>> begin

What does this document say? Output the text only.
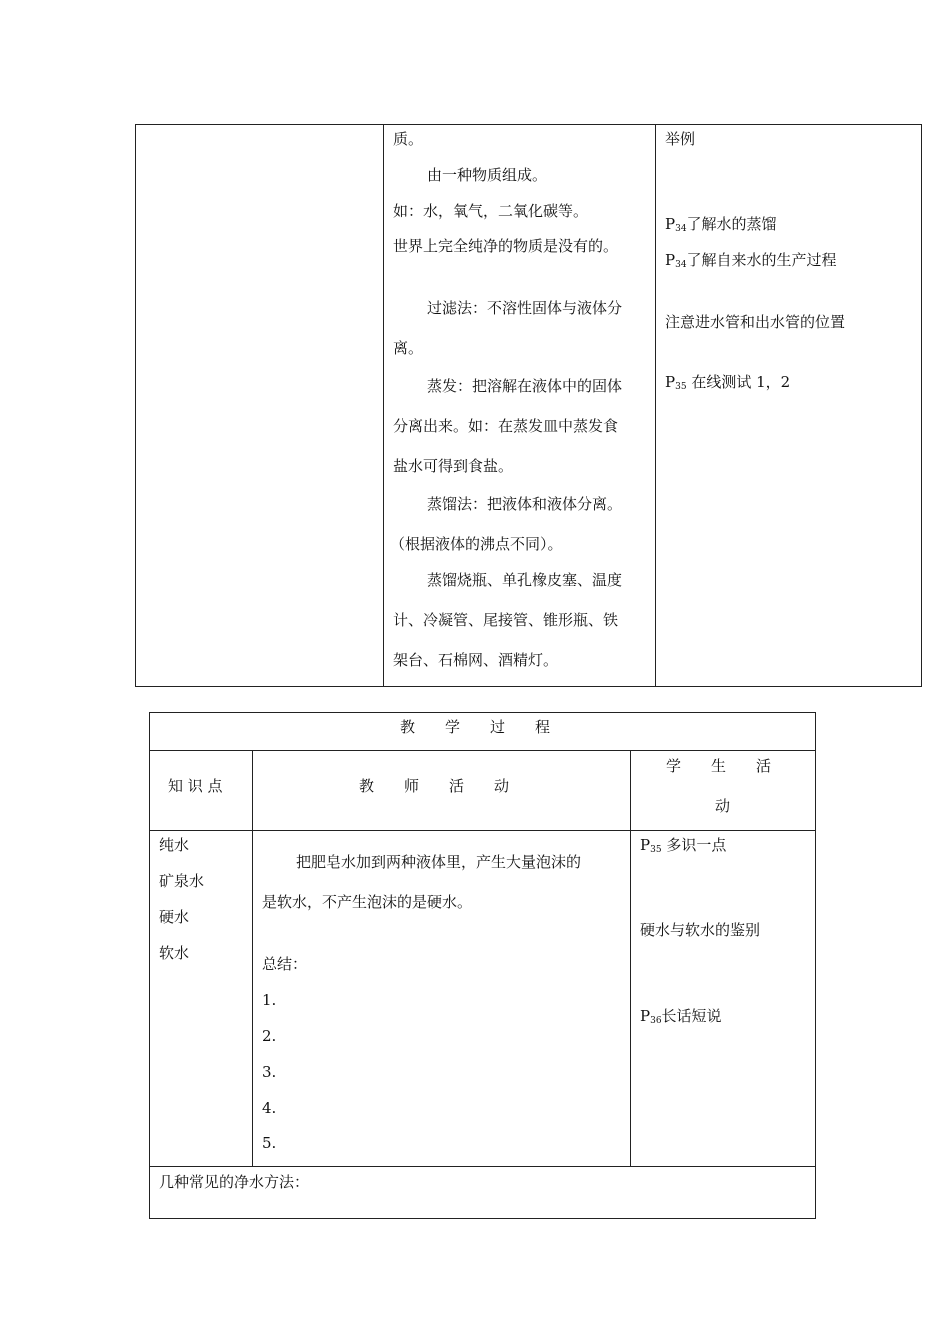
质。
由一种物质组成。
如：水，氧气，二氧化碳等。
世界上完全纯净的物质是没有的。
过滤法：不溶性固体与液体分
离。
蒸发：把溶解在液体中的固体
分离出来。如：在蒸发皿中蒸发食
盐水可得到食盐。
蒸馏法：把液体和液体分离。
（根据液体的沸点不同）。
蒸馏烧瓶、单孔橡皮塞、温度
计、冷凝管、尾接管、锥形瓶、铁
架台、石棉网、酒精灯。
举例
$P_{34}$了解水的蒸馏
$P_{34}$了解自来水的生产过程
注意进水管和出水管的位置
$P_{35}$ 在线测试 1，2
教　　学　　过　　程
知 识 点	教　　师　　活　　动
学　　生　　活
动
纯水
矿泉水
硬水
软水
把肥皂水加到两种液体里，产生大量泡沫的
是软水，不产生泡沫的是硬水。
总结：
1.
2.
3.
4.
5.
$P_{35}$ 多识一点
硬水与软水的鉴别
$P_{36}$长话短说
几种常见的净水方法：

>> end
>> begin

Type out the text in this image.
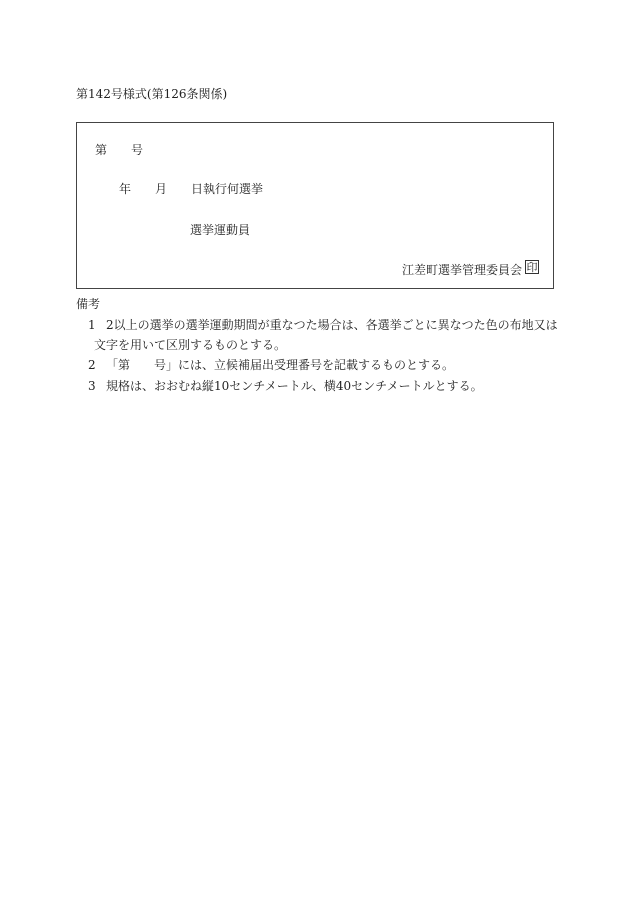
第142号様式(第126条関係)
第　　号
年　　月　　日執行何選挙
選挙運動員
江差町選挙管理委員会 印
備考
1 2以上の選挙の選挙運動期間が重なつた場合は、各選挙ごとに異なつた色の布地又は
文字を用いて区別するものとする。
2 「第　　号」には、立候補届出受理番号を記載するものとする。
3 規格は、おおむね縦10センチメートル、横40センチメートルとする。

>> end

# Task requirements
Copy every line in the listing above where the string "text" turns up.

# Output of the task
What does this document say? Output the text only.
Type out the text in this image.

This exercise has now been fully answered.